WHAT YOU NEED TO DO
Lay out the data, from its first line through the line containing "budget-govfund-initial: 0: [458, 287, 663, 313]", as a Markdown table with two columns: Row for the line number and Text for the line itself. Skip blank lines.

STORED ROWS
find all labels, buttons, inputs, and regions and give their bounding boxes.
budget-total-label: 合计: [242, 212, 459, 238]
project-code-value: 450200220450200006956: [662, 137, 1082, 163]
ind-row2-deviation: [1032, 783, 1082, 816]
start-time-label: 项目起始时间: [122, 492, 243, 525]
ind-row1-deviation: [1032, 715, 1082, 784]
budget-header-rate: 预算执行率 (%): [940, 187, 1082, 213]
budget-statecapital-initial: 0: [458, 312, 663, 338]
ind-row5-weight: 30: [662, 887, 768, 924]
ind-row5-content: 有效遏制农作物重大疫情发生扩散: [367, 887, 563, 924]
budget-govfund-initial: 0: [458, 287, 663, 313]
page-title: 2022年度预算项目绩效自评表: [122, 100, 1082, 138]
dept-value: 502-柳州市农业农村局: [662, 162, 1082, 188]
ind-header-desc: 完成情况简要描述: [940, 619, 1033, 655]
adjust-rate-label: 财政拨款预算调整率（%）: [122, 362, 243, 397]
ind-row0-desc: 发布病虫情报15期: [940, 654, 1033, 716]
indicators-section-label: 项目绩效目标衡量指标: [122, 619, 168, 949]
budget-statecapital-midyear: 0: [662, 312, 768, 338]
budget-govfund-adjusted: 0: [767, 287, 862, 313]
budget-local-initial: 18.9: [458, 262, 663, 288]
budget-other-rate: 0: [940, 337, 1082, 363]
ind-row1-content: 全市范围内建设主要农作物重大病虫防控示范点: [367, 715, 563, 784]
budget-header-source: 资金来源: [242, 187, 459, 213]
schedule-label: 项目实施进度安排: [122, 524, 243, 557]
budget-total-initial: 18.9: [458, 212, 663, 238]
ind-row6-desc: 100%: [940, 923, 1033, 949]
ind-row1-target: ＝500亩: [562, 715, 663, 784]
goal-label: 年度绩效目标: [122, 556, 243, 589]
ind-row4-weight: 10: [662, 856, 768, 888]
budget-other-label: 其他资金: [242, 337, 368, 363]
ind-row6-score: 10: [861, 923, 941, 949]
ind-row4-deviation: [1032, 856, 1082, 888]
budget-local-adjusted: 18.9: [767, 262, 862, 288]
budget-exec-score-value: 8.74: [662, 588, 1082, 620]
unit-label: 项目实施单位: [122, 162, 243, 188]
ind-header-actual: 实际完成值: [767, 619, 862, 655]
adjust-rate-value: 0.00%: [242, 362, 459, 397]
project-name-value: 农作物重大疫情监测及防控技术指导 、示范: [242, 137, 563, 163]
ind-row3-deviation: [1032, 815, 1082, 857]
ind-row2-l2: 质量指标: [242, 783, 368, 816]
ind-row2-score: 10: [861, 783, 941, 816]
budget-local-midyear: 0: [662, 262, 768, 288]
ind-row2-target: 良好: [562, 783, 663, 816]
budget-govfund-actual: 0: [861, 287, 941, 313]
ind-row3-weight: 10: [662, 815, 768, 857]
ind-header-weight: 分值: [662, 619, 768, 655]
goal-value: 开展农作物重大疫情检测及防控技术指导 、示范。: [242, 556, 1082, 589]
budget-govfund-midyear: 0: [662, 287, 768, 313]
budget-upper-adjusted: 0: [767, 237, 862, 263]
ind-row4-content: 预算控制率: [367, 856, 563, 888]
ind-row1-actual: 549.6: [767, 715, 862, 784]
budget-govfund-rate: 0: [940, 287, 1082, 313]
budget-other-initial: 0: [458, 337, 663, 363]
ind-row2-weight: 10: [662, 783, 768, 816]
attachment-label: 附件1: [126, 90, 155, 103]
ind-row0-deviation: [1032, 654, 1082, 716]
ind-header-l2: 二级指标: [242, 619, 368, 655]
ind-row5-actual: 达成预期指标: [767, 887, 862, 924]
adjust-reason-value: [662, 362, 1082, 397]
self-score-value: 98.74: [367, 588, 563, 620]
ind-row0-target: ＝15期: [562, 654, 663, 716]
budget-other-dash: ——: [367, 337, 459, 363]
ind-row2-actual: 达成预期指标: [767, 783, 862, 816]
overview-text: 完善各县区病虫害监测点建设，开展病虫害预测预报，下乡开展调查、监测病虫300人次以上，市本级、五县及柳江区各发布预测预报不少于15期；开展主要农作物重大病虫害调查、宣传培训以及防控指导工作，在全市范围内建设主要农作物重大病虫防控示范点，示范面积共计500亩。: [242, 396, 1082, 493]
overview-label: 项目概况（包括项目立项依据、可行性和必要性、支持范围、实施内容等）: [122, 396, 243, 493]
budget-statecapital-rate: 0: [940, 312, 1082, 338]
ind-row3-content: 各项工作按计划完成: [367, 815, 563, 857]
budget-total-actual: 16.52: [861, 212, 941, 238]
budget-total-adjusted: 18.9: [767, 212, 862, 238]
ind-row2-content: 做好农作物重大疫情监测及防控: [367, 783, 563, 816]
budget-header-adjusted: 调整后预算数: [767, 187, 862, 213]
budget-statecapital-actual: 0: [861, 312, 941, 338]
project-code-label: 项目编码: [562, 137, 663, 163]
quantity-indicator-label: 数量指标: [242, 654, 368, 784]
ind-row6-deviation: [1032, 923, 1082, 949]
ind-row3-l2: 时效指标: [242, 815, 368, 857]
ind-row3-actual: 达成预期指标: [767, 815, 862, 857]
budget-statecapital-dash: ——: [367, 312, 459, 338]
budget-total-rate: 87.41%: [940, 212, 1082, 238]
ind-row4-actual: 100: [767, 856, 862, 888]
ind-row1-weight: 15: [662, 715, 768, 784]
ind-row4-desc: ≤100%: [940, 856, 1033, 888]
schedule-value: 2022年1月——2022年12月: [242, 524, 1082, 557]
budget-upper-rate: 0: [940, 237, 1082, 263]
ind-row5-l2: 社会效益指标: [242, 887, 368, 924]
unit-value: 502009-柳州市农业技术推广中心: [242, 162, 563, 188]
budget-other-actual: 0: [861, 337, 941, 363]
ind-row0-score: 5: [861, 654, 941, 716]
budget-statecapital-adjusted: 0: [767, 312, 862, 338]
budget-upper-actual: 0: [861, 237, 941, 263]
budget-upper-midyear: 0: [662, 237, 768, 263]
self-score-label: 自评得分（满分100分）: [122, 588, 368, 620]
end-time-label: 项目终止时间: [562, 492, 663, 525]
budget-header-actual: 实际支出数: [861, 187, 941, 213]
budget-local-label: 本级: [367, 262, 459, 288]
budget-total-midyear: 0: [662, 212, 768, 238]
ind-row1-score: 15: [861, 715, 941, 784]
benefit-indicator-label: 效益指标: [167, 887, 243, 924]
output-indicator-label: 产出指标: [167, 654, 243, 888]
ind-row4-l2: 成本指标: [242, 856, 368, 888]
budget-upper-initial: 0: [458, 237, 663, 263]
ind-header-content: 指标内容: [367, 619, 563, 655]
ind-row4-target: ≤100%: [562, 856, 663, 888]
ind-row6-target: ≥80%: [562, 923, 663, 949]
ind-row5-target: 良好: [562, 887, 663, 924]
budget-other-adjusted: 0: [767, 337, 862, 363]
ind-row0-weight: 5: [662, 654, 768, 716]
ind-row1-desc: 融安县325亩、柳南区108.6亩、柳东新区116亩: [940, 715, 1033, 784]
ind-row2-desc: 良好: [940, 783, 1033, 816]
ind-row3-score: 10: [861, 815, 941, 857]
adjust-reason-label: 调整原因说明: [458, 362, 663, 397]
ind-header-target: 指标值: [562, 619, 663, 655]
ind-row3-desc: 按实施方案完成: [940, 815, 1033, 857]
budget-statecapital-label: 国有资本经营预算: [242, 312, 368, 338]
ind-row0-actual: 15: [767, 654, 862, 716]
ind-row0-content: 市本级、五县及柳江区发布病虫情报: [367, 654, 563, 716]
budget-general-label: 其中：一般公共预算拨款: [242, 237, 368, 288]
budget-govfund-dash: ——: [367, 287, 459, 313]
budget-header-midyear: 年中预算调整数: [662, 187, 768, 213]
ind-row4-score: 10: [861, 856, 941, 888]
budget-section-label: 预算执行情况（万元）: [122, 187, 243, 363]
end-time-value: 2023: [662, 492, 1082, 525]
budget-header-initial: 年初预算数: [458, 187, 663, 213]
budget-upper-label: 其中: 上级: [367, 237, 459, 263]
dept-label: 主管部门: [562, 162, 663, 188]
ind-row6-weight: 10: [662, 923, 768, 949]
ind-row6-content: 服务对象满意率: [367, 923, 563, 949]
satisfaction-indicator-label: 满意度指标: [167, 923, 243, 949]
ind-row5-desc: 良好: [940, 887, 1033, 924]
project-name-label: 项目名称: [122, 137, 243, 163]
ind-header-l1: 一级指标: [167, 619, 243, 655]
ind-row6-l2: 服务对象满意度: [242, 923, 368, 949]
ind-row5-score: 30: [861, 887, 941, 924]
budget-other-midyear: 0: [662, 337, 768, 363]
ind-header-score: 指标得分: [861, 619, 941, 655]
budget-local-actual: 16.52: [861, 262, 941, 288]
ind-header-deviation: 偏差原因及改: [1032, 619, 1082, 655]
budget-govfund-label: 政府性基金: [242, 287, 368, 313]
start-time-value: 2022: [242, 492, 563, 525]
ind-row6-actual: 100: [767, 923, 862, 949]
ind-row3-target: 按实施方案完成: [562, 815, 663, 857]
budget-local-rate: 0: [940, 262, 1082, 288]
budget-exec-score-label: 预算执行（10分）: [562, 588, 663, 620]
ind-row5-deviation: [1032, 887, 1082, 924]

RESULT OF THE EXERCISE
| Row | Text |
|---|---|
| 1 | find all labels, buttons, inputs, and regions and give their bounding boxes. |
| 2 | budget-total-label: 合计: [242, 212, 459, 238] |
| 3 | project-code-value: 450200220450200006956: [662, 137, 1082, 163] |
| 4 | ind-row2-deviation: [1032, 783, 1082, 816] |
| 5 | start-time-label: 项目起始时间: [122, 492, 243, 525] |
| 6 | ind-row1-deviation: [1032, 715, 1082, 784] |
| 7 | budget-header-rate: 预算执行率 (%): [940, 187, 1082, 213] |
| 8 | budget-statecapital-initial: 0: [458, 312, 663, 338] |
| 9 | ind-row5-weight: 30: [662, 887, 768, 924] |
| 10 | ind-row5-content: 有效遏制农作物重大疫情发生扩散: [367, 887, 563, 924] |
| 11 | budget-govfund-initial: 0: [458, 287, 663, 313] |